▶ **What this task involves**
Repeat every line below exactly as it reads.

### Data supplied

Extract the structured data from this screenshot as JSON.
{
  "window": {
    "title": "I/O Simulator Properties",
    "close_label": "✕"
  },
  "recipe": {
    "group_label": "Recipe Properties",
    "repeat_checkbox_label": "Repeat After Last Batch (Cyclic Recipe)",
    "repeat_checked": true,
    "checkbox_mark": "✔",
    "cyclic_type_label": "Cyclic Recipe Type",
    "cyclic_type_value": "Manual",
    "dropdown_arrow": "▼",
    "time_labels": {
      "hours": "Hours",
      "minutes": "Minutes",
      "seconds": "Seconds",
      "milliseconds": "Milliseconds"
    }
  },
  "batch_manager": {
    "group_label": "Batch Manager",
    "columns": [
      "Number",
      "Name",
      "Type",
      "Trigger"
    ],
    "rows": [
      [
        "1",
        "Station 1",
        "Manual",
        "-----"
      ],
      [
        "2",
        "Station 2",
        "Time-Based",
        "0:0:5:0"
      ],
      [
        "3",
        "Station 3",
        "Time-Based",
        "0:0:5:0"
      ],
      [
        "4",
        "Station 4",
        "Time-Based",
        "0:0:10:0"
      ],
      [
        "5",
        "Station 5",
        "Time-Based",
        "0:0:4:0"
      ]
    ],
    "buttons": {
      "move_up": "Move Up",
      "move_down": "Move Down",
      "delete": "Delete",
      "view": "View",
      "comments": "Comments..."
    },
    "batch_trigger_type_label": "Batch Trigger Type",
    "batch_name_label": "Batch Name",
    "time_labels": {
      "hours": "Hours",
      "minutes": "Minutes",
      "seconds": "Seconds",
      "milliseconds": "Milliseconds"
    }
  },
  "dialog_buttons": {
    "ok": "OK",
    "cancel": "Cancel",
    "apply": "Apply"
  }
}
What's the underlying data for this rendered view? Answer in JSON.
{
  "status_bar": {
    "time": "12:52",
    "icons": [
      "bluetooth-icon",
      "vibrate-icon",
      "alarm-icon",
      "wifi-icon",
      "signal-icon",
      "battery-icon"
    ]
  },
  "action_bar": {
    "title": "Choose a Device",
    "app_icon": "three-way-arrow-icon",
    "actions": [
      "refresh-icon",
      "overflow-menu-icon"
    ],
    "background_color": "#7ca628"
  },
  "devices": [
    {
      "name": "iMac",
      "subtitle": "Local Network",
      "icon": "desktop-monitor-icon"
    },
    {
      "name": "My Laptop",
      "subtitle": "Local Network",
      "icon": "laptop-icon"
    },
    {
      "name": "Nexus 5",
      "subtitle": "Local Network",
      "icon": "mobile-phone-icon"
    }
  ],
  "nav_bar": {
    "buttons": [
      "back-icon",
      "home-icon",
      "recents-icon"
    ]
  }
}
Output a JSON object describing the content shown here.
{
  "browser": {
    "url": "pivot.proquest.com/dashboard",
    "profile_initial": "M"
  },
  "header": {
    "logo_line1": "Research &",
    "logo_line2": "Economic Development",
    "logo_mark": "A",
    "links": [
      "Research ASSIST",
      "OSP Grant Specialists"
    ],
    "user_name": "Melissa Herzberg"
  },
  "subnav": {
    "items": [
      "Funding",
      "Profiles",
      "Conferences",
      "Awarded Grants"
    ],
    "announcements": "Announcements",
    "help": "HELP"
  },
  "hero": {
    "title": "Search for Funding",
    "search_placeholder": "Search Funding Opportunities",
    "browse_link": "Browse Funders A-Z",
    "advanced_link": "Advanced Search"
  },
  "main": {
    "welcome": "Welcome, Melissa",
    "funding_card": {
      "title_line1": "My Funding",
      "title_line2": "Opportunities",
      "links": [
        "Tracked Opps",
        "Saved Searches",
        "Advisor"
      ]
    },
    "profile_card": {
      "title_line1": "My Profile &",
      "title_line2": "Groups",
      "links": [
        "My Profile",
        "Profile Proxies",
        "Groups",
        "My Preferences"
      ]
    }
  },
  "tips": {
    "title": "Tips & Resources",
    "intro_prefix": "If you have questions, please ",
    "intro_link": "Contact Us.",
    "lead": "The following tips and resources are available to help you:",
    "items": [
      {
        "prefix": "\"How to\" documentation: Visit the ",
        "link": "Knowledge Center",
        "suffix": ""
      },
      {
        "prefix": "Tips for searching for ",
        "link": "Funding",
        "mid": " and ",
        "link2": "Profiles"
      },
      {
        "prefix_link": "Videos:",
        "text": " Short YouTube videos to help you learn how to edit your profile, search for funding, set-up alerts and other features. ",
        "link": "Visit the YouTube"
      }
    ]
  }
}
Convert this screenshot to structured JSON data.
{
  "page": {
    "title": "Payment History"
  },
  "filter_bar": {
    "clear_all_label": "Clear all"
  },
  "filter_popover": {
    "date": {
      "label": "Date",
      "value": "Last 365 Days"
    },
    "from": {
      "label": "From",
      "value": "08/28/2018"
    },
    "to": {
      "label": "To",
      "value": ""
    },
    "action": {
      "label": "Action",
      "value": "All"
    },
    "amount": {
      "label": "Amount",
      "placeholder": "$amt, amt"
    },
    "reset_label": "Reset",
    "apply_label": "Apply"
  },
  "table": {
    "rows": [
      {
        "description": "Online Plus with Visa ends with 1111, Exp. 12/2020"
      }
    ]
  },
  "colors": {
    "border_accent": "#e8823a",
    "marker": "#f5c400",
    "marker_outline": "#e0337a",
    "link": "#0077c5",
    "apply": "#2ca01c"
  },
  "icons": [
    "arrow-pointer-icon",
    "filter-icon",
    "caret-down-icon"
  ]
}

######

▶ **Task answer**
Extract the structured data from this screenshot as JSON.
{
  "window": {
    "title": "I/O Simulator Properties",
    "close_label": "✕"
  },
  "recipe": {
    "group_label": "Recipe Properties",
    "repeat_checkbox_label": "Repeat After Last Batch (Cyclic Recipe)",
    "repeat_checked": true,
    "checkbox_mark": "✔",
    "cyclic_type_label": "Cyclic Recipe Type",
    "cyclic_type_value": "Manual",
    "dropdown_arrow": "▼",
    "time_labels": {
      "hours": "Hours",
      "minutes": "Minutes",
      "seconds": "Seconds",
      "milliseconds": "Milliseconds"
    }
  },
  "batch_manager": {
    "group_label": "Batch Manager",
    "columns": [
      "Number",
      "Name",
      "Type",
      "Trigger"
    ],
    "rows": [
      [
        "1",
        "Station 1",
        "Manual",
        "-----"
      ],
      [
        "2",
        "Station 2",
        "Time-Based",
        "0:0:5:0"
      ],
      [
        "3",
        "Station 3",
        "Time-Based",
        "0:0:5:0"
      ],
      [
        "4",
        "Station 4",
        "Time-Based",
        "0:0:10:0"
      ],
      [
        "5",
        "Station 5",
        "Time-Based",
        "0:0:4:0"
      ]
    ],
    "buttons": {
      "move_up": "Move Up",
      "move_down": "Move Down",
      "delete": "Delete",
      "view": "View",
      "comments": "Comments..."
    },
    "batch_trigger_type_label": "Batch Trigger Type",
    "batch_name_label": "Batch Name",
    "time_labels": {
      "hours": "Hours",
      "minutes": "Minutes",
      "seconds": "Seconds",
      "milliseconds": "Milliseconds"
    }
  },
  "dialog_buttons": {
    "ok": "OK",
    "cancel": "Cancel",
    "apply": "Apply"
  }
}
What's the underlying data for this rendered view? Answer in JSON.
{
  "status_bar": {
    "time": "12:52",
    "icons": [
      "bluetooth-icon",
      "vibrate-icon",
      "alarm-icon",
      "wifi-icon",
      "signal-icon",
      "battery-icon"
    ]
  },
  "action_bar": {
    "title": "Choose a Device",
    "app_icon": "three-way-arrow-icon",
    "actions": [
      "refresh-icon",
      "overflow-menu-icon"
    ],
    "background_color": "#7ca628"
  },
  "devices": [
    {
      "name": "iMac",
      "subtitle": "Local Network",
      "icon": "desktop-monitor-icon"
    },
    {
      "name": "My Laptop",
      "subtitle": "Local Network",
      "icon": "laptop-icon"
    },
    {
      "name": "Nexus 5",
      "subtitle": "Local Network",
      "icon": "mobile-phone-icon"
    }
  ],
  "nav_bar": {
    "buttons": [
      "back-icon",
      "home-icon",
      "recents-icon"
    ]
  }
}
Output a JSON object describing the content shown here.
{
  "browser": {
    "url": "pivot.proquest.com/dashboard",
    "profile_initial": "M"
  },
  "header": {
    "logo_line1": "Research &",
    "logo_line2": "Economic Development",
    "logo_mark": "A",
    "links": [
      "Research ASSIST",
      "OSP Grant Specialists"
    ],
    "user_name": "Melissa Herzberg"
  },
  "subnav": {
    "items": [
      "Funding",
      "Profiles",
      "Conferences",
      "Awarded Grants"
    ],
    "announcements": "Announcements",
    "help": "HELP"
  },
  "hero": {
    "title": "Search for Funding",
    "search_placeholder": "Search Funding Opportunities",
    "browse_link": "Browse Funders A-Z",
    "advanced_link": "Advanced Search"
  },
  "main": {
    "welcome": "Welcome, Melissa",
    "funding_card": {
      "title_line1": "My Funding",
      "title_line2": "Opportunities",
      "links": [
        "Tracked Opps",
        "Saved Searches",
        "Advisor"
      ]
    },
    "profile_card": {
      "title_line1": "My Profile &",
      "title_line2": "Groups",
      "links": [
        "My Profile",
        "Profile Proxies",
        "Groups",
        "My Preferences"
      ]
    }
  },
  "tips": {
    "title": "Tips & Resources",
    "intro_prefix": "If you have questions, please ",
    "intro_link": "Contact Us.",
    "lead": "The following tips and resources are available to help you:",
    "items": [
      {
        "prefix": "\"How to\" documentation: Visit the ",
        "link": "Knowledge Center",
        "suffix": ""
      },
      {
        "prefix": "Tips for searching for ",
        "link": "Funding",
        "mid": " and ",
        "link2": "Profiles"
      },
      {
        "prefix_link": "Videos:",
        "text": " Short YouTube videos to help you learn how to edit your profile, search for funding, set-up alerts and other features. ",
        "link": "Visit the YouTube"
      }
    ]
  }
}
Convert this screenshot to structured JSON data.
{
  "page": {
    "title": "Payment History"
  },
  "filter_bar": {
    "clear_all_label": "Clear all"
  },
  "filter_popover": {
    "date": {
      "label": "Date",
      "value": "Last 365 Days"
    },
    "from": {
      "label": "From",
      "value": "08/28/2018"
    },
    "to": {
      "label": "To",
      "value": ""
    },
    "action": {
      "label": "Action",
      "value": "All"
    },
    "amount": {
      "label": "Amount",
      "placeholder": "$amt, amt"
    },
    "reset_label": "Reset",
    "apply_label": "Apply"
  },
  "table": {
    "rows": [
      {
        "description": "Online Plus with Visa ends with 1111, Exp. 12/2020"
      }
    ]
  },
  "colors": {
    "border_accent": "#e8823a",
    "marker": "#f5c400",
    "marker_outline": "#e0337a",
    "link": "#0077c5",
    "apply": "#2ca01c"
  },
  "icons": [
    "arrow-pointer-icon",
    "filter-icon",
    "caret-down-icon"
  ]
}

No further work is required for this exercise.